# To do
Give the number of lines that include the word "this", and nothing else.

##########

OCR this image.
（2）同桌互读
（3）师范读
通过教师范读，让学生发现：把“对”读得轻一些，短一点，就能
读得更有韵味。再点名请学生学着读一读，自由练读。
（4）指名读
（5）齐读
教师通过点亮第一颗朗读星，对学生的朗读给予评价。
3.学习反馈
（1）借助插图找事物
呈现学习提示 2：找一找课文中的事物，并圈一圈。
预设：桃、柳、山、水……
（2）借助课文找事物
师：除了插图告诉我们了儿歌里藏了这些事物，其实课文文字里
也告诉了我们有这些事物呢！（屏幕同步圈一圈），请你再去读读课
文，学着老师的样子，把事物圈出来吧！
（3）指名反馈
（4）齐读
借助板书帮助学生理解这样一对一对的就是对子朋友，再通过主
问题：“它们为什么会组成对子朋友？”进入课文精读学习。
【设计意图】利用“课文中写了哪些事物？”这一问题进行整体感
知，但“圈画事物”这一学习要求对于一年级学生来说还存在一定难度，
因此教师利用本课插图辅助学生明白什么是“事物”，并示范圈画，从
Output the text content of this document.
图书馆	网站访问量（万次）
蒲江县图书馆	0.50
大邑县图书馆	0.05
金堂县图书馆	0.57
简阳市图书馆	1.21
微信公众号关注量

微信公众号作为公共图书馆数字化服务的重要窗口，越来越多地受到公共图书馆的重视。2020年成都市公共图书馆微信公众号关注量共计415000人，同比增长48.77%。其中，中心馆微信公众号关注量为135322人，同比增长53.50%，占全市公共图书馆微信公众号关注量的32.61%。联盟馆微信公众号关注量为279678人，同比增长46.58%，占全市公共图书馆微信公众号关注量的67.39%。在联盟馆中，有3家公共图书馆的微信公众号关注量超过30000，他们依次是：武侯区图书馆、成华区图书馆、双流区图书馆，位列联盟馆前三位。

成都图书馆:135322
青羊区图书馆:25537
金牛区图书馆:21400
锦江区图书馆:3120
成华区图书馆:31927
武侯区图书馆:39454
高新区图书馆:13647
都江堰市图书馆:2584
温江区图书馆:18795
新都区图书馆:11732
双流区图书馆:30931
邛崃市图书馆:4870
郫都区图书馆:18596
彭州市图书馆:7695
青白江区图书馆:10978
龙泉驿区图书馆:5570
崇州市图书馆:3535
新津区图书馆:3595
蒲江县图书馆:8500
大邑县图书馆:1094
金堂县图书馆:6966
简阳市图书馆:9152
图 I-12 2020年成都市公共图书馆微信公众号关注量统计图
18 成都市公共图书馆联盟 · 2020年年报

##########

# Exercise solution
2